-- BEGIN Data records --
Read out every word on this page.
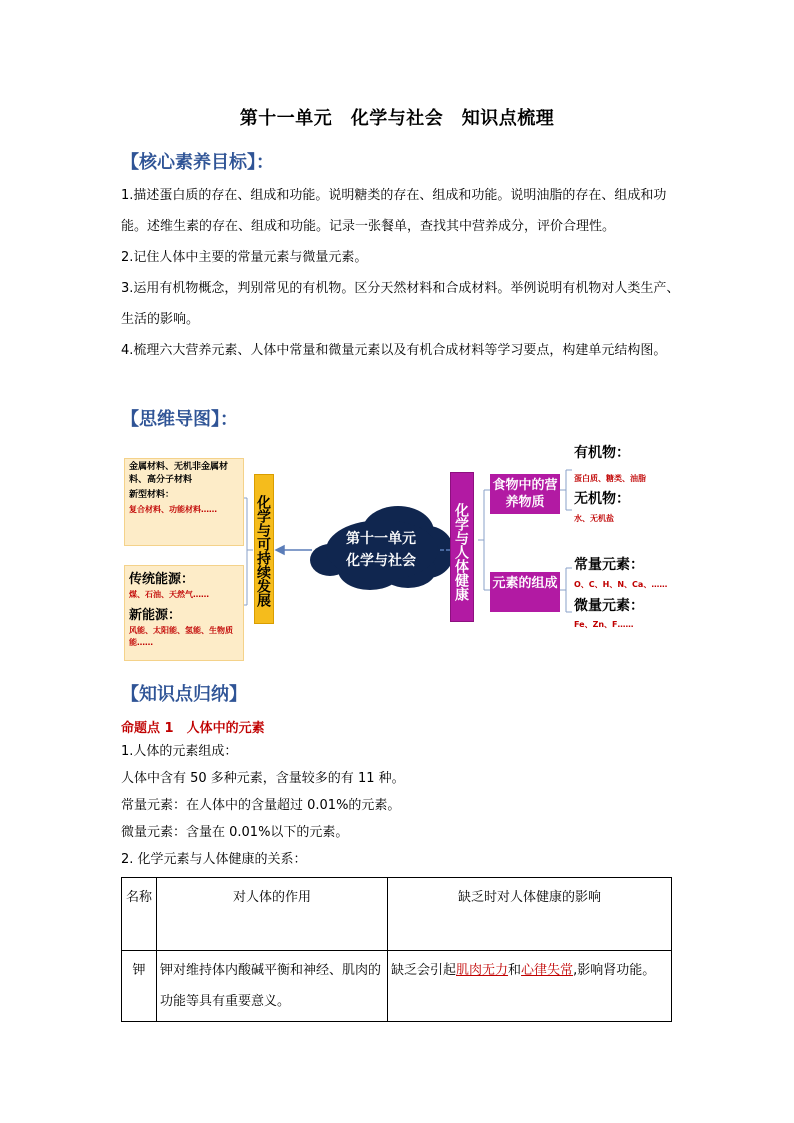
第十一单元　化学与社会　知识点梳理
【核心素养目标】：
1.描述蛋白质的存在、组成和功能。说明糖类的存在、组成和功能。说明油脂的存在、组成和功能。述维生素的存在、组成和功能。记录一张餐单，查找其中营养成分，评价合理性。
2.记住人体中主要的常量元素与微量元素。
3.运用有机物概念，判别常见的有机物。区分天然材料和合成材料。举例说明有机物对人类生产、生活的影响。
4.梳理六大营养元素、人体中常量和微量元素以及有机合成材料等学习要点，构建单元结构图。
【思维导图】：
第十一单元
化学与社会
金属材料、无机非金属材料、高分子材料
新型材料：
复合材料、功能材料……
传统能源：
煤、石油、天然气……
新能源：
风能、太阳能、氢能、生物质能……
化学与可持续发展	化学与人体健康
食物中的营养物质
元素的组成
有机物：
蛋白质、糖类、油脂
无机物：
水、无机盐
常量元素：
O、C、H、N、Ca、……
微量元素：
Fe、Zn、F……
【知识点归纳】
命题点 1　人体中的元素
1.人体的元素组成：
人体中含有 50 多种元素，含量较多的有 11 种。
常量元素：在人体中的含量超过 0.01%的元素。
微量元素：含量在 0.01%以下的元素。
2. 化学元素与人体健康的关系：
名称	对人体的作用	缺乏时对人体健康的影响
钾	钾对维持体内酸碱平衡和神经、肌肉的功能等具有重要意义。	缺乏会引起肌肉无力和心律失常,影响肾功能。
-- END Data records --
[Required work]
Quote the material word for word, dropping any images it holds.

[Result of the exercise]
Read out every word on this page.
第十一单元　化学与社会　知识点梳理
【核心素养目标】：
1.描述蛋白质的存在、组成和功能。说明糖类的存在、组成和功能。说明油脂的存在、组成和功能。述维生素的存在、组成和功能。记录一张餐单，查找其中营养成分，评价合理性。
2.记住人体中主要的常量元素与微量元素。
3.运用有机物概念，判别常见的有机物。区分天然材料和合成材料。举例说明有机物对人类生产、生活的影响。
4.梳理六大营养元素、人体中常量和微量元素以及有机合成材料等学习要点，构建单元结构图。
【思维导图】：
第十一单元
化学与社会
金属材料、无机非金属材料、高分子材料
新型材料：
复合材料、功能材料……
传统能源：
煤、石油、天然气……
新能源：
风能、太阳能、氢能、生物质能……
化学与可持续发展	化学与人体健康
食物中的营养物质
元素的组成
有机物：
蛋白质、糖类、油脂
无机物：
水、无机盐
常量元素：
O、C、H、N、Ca、……
微量元素：
Fe、Zn、F……
【知识点归纳】
命题点 1　人体中的元素
1.人体的元素组成：
人体中含有 50 多种元素，含量较多的有 11 种。
常量元素：在人体中的含量超过 0.01%的元素。
微量元素：含量在 0.01%以下的元素。
2. 化学元素与人体健康的关系：
名称	对人体的作用	缺乏时对人体健康的影响
钾	钾对维持体内酸碱平衡和神经、肌肉的功能等具有重要意义。	缺乏会引起肌肉无力和心律失常,影响肾功能。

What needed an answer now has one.